→ **Objective**
Only a number is wanted: the count of lines in this listing that contain "label".

→ **Dataset excerpts**

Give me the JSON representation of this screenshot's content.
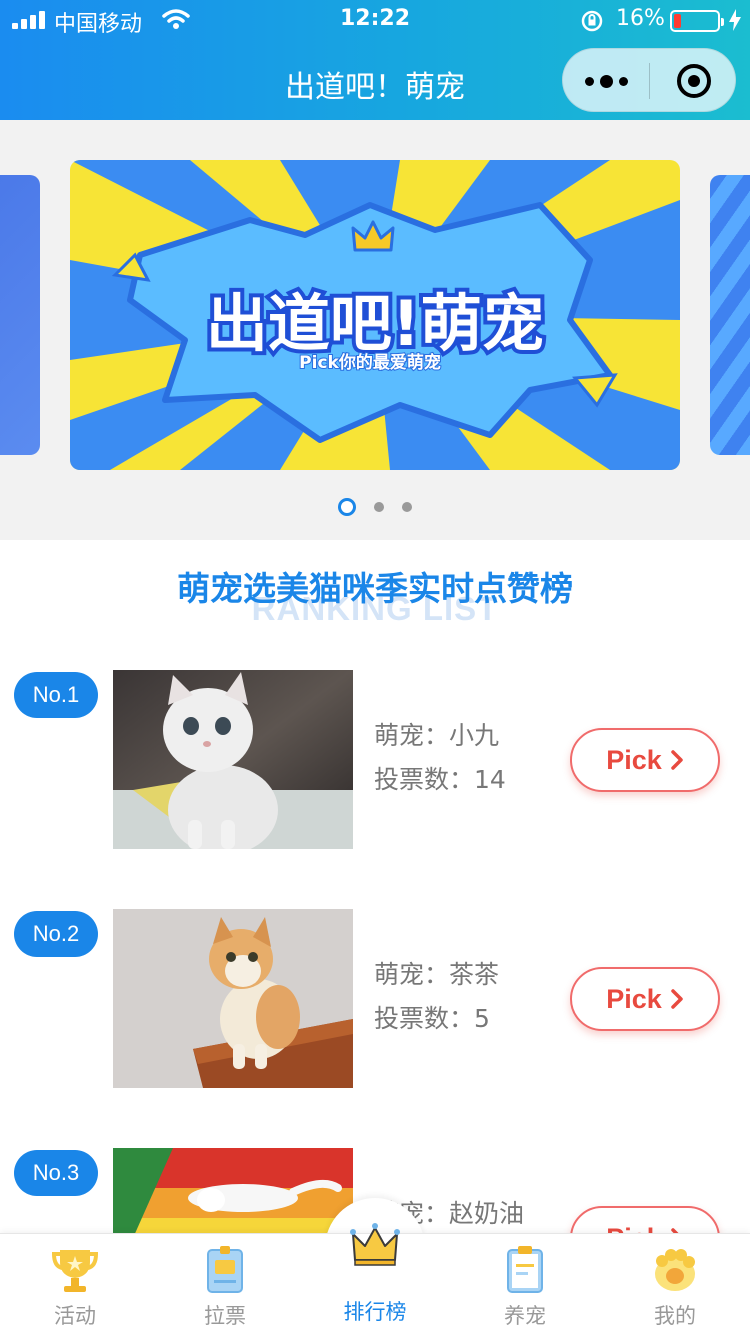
{
  "status_bar": {
    "carrier": "中国移动",
    "time": "12:22",
    "battery_percent": "16%",
    "battery_level": 0.16
  },
  "nav": {
    "title": "出道吧！萌宠"
  },
  "banner": {
    "headline": "出道吧!萌宠",
    "tagline": "Pick你的最爱萌宠",
    "slides": 3,
    "active_slide": 1
  },
  "ranking": {
    "title": "萌宠选美猫咪季实时点赞榜",
    "subtitle": "RANKING LIST",
    "items": [
      {
        "rank": "No.1",
        "pet": "萌宠：小九",
        "votes": "投票数：14",
        "pick": "Pick"
      },
      {
        "rank": "No.2",
        "pet": "萌宠：茶茶",
        "votes": "投票数：5",
        "pick": "Pick"
      },
      {
        "rank": "No.3",
        "pet": "萌宠：赵奶油",
        "votes": "",
        "pick": "Pick"
      }
    ]
  },
  "tabbar": {
    "tabs": [
      {
        "label": "活动",
        "icon": "trophy-icon"
      },
      {
        "label": "拉票",
        "icon": "badge-card-icon"
      },
      {
        "label": "排行榜",
        "icon": "crown-icon",
        "active": true
      },
      {
        "label": "养宠",
        "icon": "clipboard-icon"
      },
      {
        "label": "我的",
        "icon": "paw-icon"
      }
    ]
  },
  "colors": {
    "primary": "#1a86e8",
    "pick": "#e84a3f"
  }
}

→ **Solution to this exercise**
5